**GIVEN INFORMATION**
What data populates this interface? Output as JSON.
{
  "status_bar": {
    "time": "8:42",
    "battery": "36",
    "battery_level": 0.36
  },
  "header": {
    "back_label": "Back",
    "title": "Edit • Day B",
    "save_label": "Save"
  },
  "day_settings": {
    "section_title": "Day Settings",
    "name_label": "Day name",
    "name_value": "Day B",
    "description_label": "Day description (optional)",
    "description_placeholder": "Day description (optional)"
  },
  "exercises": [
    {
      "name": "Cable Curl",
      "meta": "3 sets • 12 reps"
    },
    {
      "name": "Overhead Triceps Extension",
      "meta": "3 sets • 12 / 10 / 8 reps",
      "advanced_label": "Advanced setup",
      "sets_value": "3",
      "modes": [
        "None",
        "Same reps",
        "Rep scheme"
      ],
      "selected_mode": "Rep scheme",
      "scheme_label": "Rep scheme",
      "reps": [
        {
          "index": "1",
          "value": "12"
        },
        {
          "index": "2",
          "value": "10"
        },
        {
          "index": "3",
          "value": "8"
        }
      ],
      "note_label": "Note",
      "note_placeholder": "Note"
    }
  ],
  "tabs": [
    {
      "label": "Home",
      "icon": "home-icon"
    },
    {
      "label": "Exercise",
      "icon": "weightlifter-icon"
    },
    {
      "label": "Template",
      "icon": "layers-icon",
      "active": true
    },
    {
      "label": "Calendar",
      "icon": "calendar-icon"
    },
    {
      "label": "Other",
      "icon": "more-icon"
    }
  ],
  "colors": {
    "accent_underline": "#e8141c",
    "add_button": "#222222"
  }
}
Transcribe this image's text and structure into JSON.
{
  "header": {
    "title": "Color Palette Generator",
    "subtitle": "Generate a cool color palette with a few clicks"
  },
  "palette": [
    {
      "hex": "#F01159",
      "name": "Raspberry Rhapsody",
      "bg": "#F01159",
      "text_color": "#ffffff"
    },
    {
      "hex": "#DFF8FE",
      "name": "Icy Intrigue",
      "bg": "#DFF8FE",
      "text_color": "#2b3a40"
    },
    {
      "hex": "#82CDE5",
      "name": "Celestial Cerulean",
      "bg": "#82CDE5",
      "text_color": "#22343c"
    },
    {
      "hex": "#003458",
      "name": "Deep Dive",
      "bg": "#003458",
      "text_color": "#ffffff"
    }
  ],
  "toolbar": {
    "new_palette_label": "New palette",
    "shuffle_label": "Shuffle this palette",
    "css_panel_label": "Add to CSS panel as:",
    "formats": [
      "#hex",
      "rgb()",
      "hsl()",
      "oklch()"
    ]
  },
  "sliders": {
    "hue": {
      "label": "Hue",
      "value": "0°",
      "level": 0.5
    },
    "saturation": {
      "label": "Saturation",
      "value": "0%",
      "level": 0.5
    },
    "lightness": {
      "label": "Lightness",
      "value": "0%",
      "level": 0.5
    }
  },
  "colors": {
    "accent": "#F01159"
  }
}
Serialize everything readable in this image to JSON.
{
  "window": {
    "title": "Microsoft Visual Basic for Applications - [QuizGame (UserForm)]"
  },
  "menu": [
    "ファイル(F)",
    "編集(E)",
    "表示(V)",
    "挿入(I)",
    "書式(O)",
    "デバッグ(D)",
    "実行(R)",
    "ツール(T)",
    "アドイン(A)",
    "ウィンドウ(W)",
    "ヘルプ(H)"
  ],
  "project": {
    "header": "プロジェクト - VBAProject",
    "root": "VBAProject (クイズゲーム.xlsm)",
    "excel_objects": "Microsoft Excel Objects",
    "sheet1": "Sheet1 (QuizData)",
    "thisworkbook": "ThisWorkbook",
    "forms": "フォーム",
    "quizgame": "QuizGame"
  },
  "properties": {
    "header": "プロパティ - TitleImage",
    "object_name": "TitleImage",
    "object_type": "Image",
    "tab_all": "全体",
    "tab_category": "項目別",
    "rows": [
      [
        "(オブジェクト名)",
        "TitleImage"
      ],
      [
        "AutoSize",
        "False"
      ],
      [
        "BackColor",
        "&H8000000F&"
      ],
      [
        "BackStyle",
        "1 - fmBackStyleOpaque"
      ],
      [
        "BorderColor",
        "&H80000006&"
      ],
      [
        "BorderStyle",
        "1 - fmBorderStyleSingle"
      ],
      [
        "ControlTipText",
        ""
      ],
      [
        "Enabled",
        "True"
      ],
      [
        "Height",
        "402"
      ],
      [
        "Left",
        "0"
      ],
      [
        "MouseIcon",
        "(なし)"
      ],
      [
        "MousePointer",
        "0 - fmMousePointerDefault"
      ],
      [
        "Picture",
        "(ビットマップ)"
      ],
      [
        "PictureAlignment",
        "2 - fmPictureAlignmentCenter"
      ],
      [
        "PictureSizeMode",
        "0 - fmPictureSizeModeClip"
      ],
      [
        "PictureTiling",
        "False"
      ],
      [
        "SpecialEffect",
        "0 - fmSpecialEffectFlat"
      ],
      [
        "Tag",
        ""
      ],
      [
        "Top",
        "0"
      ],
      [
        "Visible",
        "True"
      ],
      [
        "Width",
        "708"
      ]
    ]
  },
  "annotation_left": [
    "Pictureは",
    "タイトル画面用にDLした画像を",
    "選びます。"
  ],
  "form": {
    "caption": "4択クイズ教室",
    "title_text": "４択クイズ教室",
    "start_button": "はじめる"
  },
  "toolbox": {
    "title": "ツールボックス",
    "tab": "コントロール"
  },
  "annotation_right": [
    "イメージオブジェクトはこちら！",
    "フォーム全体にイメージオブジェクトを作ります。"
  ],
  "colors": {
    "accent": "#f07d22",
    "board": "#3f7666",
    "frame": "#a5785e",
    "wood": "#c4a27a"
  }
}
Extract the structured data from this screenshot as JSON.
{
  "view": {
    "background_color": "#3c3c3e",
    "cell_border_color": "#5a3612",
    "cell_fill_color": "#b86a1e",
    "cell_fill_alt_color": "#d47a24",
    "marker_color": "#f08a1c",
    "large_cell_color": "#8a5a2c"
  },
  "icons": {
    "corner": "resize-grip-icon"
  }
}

**EXERCISE REQUIREMENTS**
Give back each line above precisely as it stands.

**EXERCISE RESULT**
What data populates this interface? Output as JSON.
{
  "status_bar": {
    "time": "8:42",
    "battery": "36",
    "battery_level": 0.36
  },
  "header": {
    "back_label": "Back",
    "title": "Edit • Day B",
    "save_label": "Save"
  },
  "day_settings": {
    "section_title": "Day Settings",
    "name_label": "Day name",
    "name_value": "Day B",
    "description_label": "Day description (optional)",
    "description_placeholder": "Day description (optional)"
  },
  "exercises": [
    {
      "name": "Cable Curl",
      "meta": "3 sets • 12 reps"
    },
    {
      "name": "Overhead Triceps Extension",
      "meta": "3 sets • 12 / 10 / 8 reps",
      "advanced_label": "Advanced setup",
      "sets_value": "3",
      "modes": [
        "None",
        "Same reps",
        "Rep scheme"
      ],
      "selected_mode": "Rep scheme",
      "scheme_label": "Rep scheme",
      "reps": [
        {
          "index": "1",
          "value": "12"
        },
        {
          "index": "2",
          "value": "10"
        },
        {
          "index": "3",
          "value": "8"
        }
      ],
      "note_label": "Note",
      "note_placeholder": "Note"
    }
  ],
  "tabs": [
    {
      "label": "Home",
      "icon": "home-icon"
    },
    {
      "label": "Exercise",
      "icon": "weightlifter-icon"
    },
    {
      "label": "Template",
      "icon": "layers-icon",
      "active": true
    },
    {
      "label": "Calendar",
      "icon": "calendar-icon"
    },
    {
      "label": "Other",
      "icon": "more-icon"
    }
  ],
  "colors": {
    "accent_underline": "#e8141c",
    "add_button": "#222222"
  }
}
Transcribe this image's text and structure into JSON.
{
  "header": {
    "title": "Color Palette Generator",
    "subtitle": "Generate a cool color palette with a few clicks"
  },
  "palette": [
    {
      "hex": "#F01159",
      "name": "Raspberry Rhapsody",
      "bg": "#F01159",
      "text_color": "#ffffff"
    },
    {
      "hex": "#DFF8FE",
      "name": "Icy Intrigue",
      "bg": "#DFF8FE",
      "text_color": "#2b3a40"
    },
    {
      "hex": "#82CDE5",
      "name": "Celestial Cerulean",
      "bg": "#82CDE5",
      "text_color": "#22343c"
    },
    {
      "hex": "#003458",
      "name": "Deep Dive",
      "bg": "#003458",
      "text_color": "#ffffff"
    }
  ],
  "toolbar": {
    "new_palette_label": "New palette",
    "shuffle_label": "Shuffle this palette",
    "css_panel_label": "Add to CSS panel as:",
    "formats": [
      "#hex",
      "rgb()",
      "hsl()",
      "oklch()"
    ]
  },
  "sliders": {
    "hue": {
      "label": "Hue",
      "value": "0°",
      "level": 0.5
    },
    "saturation": {
      "label": "Saturation",
      "value": "0%",
      "level": 0.5
    },
    "lightness": {
      "label": "Lightness",
      "value": "0%",
      "level": 0.5
    }
  },
  "colors": {
    "accent": "#F01159"
  }
}
Serialize everything readable in this image to JSON.
{
  "window": {
    "title": "Microsoft Visual Basic for Applications - [QuizGame (UserForm)]"
  },
  "menu": [
    "ファイル(F)",
    "編集(E)",
    "表示(V)",
    "挿入(I)",
    "書式(O)",
    "デバッグ(D)",
    "実行(R)",
    "ツール(T)",
    "アドイン(A)",
    "ウィンドウ(W)",
    "ヘルプ(H)"
  ],
  "project": {
    "header": "プロジェクト - VBAProject",
    "root": "VBAProject (クイズゲーム.xlsm)",
    "excel_objects": "Microsoft Excel Objects",
    "sheet1": "Sheet1 (QuizData)",
    "thisworkbook": "ThisWorkbook",
    "forms": "フォーム",
    "quizgame": "QuizGame"
  },
  "properties": {
    "header": "プロパティ - TitleImage",
    "object_name": "TitleImage",
    "object_type": "Image",
    "tab_all": "全体",
    "tab_category": "項目別",
    "rows": [
      [
        "(オブジェクト名)",
        "TitleImage"
      ],
      [
        "AutoSize",
        "False"
      ],
      [
        "BackColor",
        "&H8000000F&"
      ],
      [
        "BackStyle",
        "1 - fmBackStyleOpaque"
      ],
      [
        "BorderColor",
        "&H80000006&"
      ],
      [
        "BorderStyle",
        "1 - fmBorderStyleSingle"
      ],
      [
        "ControlTipText",
        ""
      ],
      [
        "Enabled",
        "True"
      ],
      [
        "Height",
        "402"
      ],
      [
        "Left",
        "0"
      ],
      [
        "MouseIcon",
        "(なし)"
      ],
      [
        "MousePointer",
        "0 - fmMousePointerDefault"
      ],
      [
        "Picture",
        "(ビットマップ)"
      ],
      [
        "PictureAlignment",
        "2 - fmPictureAlignmentCenter"
      ],
      [
        "PictureSizeMode",
        "0 - fmPictureSizeModeClip"
      ],
      [
        "PictureTiling",
        "False"
      ],
      [
        "SpecialEffect",
        "0 - fmSpecialEffectFlat"
      ],
      [
        "Tag",
        ""
      ],
      [
        "Top",
        "0"
      ],
      [
        "Visible",
        "True"
      ],
      [
        "Width",
        "708"
      ]
    ]
  },
  "annotation_left": [
    "Pictureは",
    "タイトル画面用にDLした画像を",
    "選びます。"
  ],
  "form": {
    "caption": "4択クイズ教室",
    "title_text": "４択クイズ教室",
    "start_button": "はじめる"
  },
  "toolbox": {
    "title": "ツールボックス",
    "tab": "コントロール"
  },
  "annotation_right": [
    "イメージオブジェクトはこちら！",
    "フォーム全体にイメージオブジェクトを作ります。"
  ],
  "colors": {
    "accent": "#f07d22",
    "board": "#3f7666",
    "frame": "#a5785e",
    "wood": "#c4a27a"
  }
}
Extract the structured data from this screenshot as JSON.
{
  "view": {
    "background_color": "#3c3c3e",
    "cell_border_color": "#5a3612",
    "cell_fill_color": "#b86a1e",
    "cell_fill_alt_color": "#d47a24",
    "marker_color": "#f08a1c",
    "large_cell_color": "#8a5a2c"
  },
  "icons": {
    "corner": "resize-grip-icon"
  }
}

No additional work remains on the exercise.